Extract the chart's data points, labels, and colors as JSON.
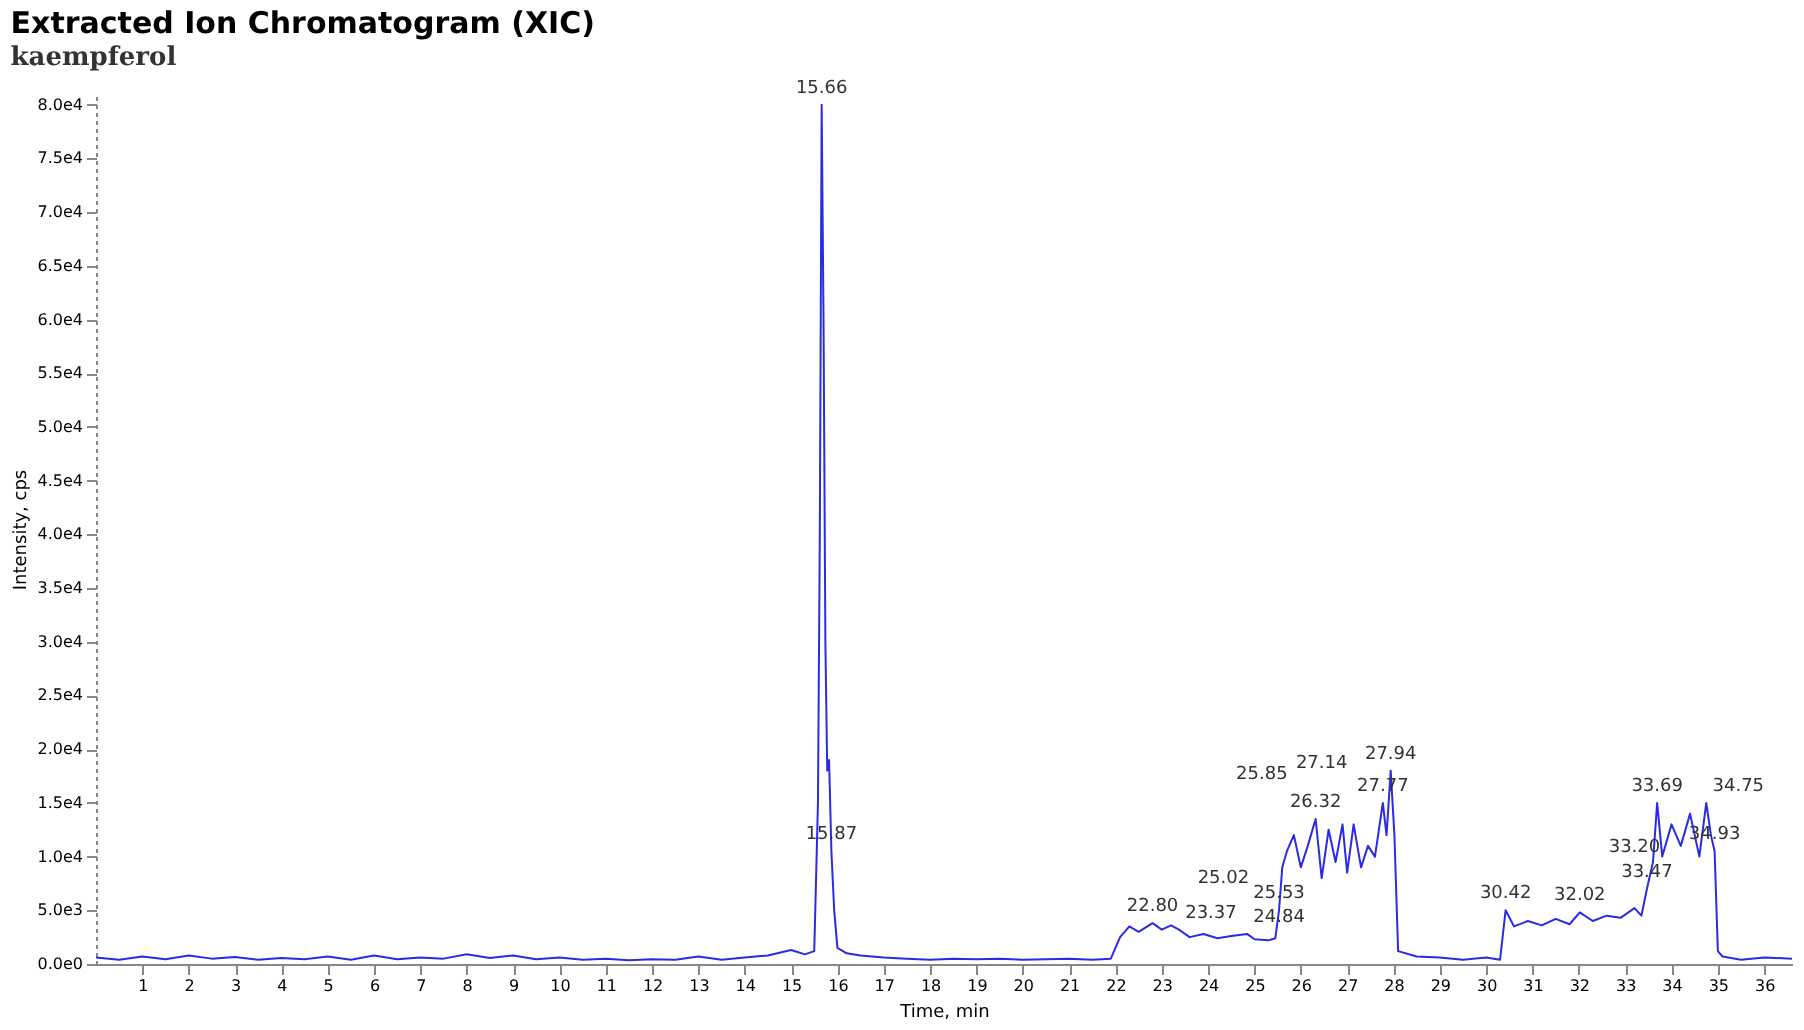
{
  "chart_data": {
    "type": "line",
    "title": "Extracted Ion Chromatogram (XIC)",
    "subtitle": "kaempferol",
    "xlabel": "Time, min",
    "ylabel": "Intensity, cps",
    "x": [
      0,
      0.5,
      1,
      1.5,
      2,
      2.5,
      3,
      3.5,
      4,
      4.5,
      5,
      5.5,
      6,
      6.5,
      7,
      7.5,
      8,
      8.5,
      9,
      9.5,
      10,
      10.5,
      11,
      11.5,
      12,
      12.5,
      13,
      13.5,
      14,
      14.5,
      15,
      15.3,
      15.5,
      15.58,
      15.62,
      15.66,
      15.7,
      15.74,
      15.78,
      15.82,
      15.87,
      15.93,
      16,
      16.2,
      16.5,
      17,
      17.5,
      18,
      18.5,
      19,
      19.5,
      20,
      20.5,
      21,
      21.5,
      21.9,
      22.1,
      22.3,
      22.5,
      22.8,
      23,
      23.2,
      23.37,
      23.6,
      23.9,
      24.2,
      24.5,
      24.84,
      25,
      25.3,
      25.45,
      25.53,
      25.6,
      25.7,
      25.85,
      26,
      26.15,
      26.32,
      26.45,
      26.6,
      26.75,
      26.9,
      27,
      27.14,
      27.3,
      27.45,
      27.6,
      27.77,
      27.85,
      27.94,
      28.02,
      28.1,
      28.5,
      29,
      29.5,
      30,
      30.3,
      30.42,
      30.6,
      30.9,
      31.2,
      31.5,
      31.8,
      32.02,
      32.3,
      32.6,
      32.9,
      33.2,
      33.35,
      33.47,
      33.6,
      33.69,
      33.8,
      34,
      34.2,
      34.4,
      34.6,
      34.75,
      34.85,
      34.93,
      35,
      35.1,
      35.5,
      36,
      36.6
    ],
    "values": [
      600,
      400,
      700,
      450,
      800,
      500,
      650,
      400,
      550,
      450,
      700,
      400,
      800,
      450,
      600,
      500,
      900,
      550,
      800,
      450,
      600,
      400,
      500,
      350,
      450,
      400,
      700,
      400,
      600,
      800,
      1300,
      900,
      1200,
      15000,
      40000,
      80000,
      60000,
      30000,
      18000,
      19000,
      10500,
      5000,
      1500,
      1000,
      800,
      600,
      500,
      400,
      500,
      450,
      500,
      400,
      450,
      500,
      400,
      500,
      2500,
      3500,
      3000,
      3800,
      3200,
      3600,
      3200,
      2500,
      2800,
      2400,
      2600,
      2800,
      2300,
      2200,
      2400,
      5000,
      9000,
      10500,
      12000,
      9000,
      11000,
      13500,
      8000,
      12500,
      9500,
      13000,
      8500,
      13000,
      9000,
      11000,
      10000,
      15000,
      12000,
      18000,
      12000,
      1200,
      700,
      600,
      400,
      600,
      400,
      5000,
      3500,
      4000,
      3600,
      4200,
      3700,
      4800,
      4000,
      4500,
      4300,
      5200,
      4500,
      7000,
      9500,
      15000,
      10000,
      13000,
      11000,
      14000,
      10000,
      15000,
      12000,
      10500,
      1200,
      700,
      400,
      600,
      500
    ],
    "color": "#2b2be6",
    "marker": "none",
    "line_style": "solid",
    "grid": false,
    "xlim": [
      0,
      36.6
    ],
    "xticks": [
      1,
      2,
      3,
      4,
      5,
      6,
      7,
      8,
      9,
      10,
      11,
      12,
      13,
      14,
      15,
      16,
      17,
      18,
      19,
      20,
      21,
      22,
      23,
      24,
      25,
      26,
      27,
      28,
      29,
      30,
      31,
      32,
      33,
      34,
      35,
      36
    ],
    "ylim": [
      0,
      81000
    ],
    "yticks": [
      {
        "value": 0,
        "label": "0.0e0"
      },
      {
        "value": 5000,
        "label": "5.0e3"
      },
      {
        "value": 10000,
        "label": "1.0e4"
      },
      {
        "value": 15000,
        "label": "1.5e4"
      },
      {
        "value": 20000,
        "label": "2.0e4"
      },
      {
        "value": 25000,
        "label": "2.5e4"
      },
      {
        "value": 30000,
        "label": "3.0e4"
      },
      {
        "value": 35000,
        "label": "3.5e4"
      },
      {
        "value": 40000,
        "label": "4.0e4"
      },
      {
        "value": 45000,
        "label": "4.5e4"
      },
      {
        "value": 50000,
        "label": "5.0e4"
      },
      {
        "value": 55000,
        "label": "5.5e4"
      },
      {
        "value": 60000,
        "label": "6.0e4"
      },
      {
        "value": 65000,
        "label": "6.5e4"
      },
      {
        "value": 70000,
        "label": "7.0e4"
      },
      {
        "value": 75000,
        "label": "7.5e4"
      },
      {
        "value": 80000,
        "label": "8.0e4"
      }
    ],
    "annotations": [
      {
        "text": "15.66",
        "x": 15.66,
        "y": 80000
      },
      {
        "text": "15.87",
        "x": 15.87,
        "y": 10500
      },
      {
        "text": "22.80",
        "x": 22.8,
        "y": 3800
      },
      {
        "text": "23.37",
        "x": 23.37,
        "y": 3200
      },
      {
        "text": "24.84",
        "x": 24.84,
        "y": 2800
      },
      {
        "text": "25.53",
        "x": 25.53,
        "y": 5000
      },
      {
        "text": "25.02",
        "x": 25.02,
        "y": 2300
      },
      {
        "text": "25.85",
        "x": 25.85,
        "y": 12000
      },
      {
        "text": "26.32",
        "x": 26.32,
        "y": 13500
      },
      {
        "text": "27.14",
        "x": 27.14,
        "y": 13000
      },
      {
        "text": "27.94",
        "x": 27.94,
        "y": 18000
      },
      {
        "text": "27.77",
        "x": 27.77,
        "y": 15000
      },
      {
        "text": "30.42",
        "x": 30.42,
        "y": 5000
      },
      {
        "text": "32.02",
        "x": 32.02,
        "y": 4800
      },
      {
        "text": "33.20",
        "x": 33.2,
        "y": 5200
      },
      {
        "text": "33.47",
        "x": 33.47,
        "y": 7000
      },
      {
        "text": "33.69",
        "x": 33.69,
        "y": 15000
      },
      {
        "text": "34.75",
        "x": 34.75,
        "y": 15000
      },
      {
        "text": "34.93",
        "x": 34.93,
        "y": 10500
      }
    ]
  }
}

--------

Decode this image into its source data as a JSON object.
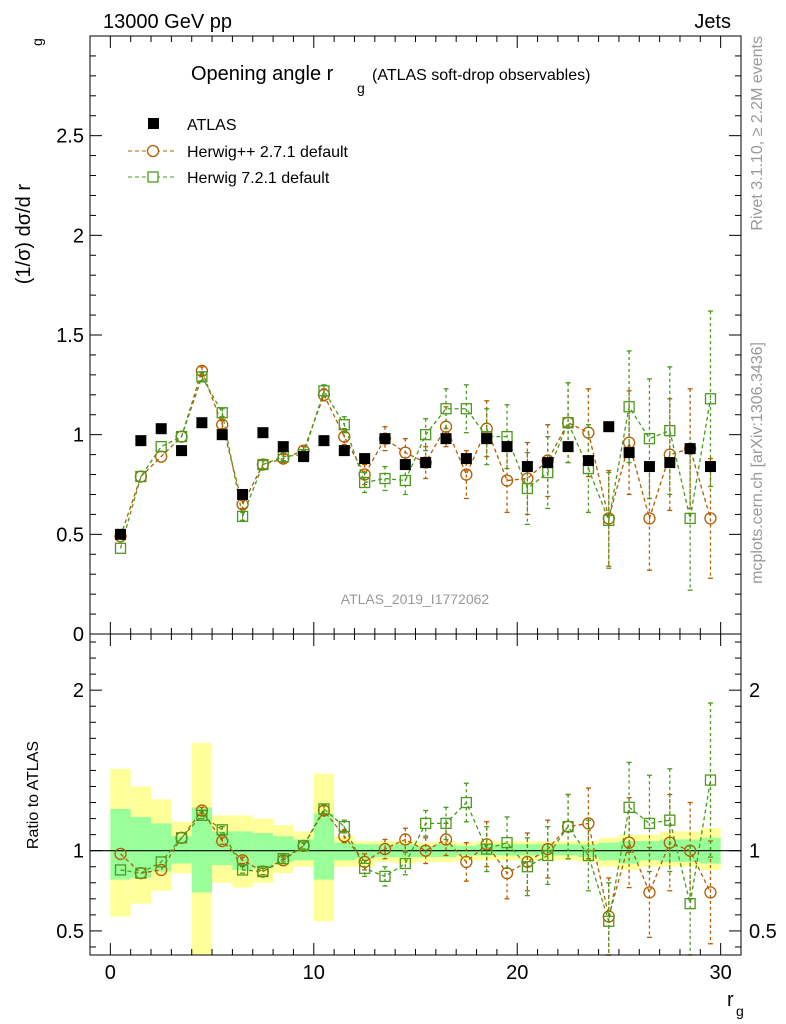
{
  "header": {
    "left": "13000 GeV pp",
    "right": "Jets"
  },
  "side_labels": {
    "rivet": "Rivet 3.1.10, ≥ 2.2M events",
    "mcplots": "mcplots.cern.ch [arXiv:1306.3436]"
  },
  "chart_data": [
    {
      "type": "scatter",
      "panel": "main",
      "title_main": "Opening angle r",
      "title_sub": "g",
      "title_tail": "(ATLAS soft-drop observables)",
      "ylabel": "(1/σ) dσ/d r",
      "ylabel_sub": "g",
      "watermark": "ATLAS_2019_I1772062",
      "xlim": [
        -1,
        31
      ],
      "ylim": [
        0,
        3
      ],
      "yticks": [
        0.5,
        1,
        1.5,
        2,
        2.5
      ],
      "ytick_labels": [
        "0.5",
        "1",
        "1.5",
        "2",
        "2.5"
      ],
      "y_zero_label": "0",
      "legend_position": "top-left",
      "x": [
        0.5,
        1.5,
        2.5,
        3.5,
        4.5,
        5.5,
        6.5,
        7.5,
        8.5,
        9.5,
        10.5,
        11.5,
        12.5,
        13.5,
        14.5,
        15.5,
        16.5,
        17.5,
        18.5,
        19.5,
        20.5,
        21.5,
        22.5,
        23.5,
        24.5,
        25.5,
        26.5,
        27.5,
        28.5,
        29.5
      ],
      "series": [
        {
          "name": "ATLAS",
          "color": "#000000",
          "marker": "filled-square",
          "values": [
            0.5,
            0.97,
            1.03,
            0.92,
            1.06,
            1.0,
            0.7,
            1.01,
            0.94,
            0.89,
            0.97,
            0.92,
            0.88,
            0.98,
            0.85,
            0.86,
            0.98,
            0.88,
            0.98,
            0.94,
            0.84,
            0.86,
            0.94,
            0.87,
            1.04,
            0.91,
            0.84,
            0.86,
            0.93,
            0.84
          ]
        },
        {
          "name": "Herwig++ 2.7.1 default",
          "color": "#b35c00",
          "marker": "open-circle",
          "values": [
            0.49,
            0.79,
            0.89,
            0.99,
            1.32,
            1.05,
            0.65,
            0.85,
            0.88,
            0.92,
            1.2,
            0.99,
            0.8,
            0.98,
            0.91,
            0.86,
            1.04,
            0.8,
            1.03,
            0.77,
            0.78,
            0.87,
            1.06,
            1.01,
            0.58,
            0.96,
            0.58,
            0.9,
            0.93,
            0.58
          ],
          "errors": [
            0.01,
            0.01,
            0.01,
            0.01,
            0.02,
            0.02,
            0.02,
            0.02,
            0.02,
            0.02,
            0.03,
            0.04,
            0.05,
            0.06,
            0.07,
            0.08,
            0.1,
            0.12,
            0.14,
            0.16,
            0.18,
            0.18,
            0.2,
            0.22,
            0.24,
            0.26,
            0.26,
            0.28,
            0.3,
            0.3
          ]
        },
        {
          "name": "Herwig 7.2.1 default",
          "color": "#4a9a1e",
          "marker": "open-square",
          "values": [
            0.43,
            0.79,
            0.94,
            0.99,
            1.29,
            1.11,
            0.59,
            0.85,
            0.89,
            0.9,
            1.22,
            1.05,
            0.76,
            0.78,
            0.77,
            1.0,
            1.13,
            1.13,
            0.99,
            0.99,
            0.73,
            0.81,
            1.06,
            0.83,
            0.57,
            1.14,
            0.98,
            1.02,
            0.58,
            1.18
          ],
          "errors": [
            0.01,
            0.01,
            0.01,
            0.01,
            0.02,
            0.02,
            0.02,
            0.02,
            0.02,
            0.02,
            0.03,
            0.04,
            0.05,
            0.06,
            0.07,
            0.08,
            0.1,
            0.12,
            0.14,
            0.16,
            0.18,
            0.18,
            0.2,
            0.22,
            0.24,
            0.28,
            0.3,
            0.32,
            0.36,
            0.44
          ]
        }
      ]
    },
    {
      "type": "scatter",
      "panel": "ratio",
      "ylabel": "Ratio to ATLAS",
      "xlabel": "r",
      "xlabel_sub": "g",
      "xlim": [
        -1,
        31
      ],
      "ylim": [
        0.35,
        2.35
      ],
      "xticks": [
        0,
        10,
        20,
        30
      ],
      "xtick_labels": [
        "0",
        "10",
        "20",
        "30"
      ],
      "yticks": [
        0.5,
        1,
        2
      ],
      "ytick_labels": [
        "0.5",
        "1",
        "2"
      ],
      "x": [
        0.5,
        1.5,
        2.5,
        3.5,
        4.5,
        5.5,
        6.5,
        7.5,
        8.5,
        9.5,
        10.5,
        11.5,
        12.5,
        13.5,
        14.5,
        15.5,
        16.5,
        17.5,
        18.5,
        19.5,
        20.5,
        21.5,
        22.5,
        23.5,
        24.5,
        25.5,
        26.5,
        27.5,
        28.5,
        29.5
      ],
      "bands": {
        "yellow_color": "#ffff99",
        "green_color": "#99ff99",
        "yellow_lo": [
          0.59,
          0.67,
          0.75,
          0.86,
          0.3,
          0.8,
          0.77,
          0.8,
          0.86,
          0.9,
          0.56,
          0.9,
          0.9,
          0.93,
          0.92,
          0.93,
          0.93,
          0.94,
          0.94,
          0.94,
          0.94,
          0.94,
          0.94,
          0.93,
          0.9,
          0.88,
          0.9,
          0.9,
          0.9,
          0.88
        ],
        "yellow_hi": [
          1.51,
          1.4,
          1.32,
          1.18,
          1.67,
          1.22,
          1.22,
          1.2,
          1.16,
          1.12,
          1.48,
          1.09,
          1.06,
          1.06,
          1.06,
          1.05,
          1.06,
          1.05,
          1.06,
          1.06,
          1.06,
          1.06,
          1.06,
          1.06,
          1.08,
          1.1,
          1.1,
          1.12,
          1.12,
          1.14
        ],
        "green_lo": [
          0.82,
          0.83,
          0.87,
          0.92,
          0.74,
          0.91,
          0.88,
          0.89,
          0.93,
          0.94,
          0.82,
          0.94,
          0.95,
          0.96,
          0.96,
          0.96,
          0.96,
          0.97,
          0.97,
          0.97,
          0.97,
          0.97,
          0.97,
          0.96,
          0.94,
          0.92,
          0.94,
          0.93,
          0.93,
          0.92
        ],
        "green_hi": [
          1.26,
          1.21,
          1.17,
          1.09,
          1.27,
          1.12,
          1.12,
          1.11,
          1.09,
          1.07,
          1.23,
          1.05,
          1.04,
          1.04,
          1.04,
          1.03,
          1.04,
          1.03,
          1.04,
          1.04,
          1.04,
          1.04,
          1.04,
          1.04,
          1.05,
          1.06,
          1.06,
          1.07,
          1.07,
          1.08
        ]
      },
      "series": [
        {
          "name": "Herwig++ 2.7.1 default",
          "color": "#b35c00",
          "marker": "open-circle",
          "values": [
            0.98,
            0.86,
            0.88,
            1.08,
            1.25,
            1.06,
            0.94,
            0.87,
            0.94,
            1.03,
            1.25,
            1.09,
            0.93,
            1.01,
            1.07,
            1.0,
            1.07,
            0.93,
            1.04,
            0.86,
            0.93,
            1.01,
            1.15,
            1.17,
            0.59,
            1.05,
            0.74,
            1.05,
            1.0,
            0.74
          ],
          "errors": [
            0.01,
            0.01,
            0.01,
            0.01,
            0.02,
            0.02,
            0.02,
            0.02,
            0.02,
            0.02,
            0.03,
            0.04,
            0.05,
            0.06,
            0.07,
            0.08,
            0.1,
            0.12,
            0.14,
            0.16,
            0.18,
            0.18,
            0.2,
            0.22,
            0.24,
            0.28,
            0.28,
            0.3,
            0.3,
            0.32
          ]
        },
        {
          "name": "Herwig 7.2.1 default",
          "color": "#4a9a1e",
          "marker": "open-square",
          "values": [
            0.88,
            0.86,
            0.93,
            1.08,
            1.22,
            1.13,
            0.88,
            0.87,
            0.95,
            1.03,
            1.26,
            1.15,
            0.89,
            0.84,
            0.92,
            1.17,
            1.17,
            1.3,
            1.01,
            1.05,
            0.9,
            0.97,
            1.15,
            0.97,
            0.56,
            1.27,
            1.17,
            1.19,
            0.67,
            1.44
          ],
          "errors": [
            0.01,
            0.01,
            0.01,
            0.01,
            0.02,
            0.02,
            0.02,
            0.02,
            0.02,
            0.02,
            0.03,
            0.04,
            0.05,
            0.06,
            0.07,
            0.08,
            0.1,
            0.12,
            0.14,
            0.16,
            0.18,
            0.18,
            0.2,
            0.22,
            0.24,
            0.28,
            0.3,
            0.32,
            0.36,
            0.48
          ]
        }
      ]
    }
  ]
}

--------

The request:
Every line of the records that includes the word "left" should be gathered.

Worked solution:
    "left": "13000 GeV pp",
      "legend_position": "top-left",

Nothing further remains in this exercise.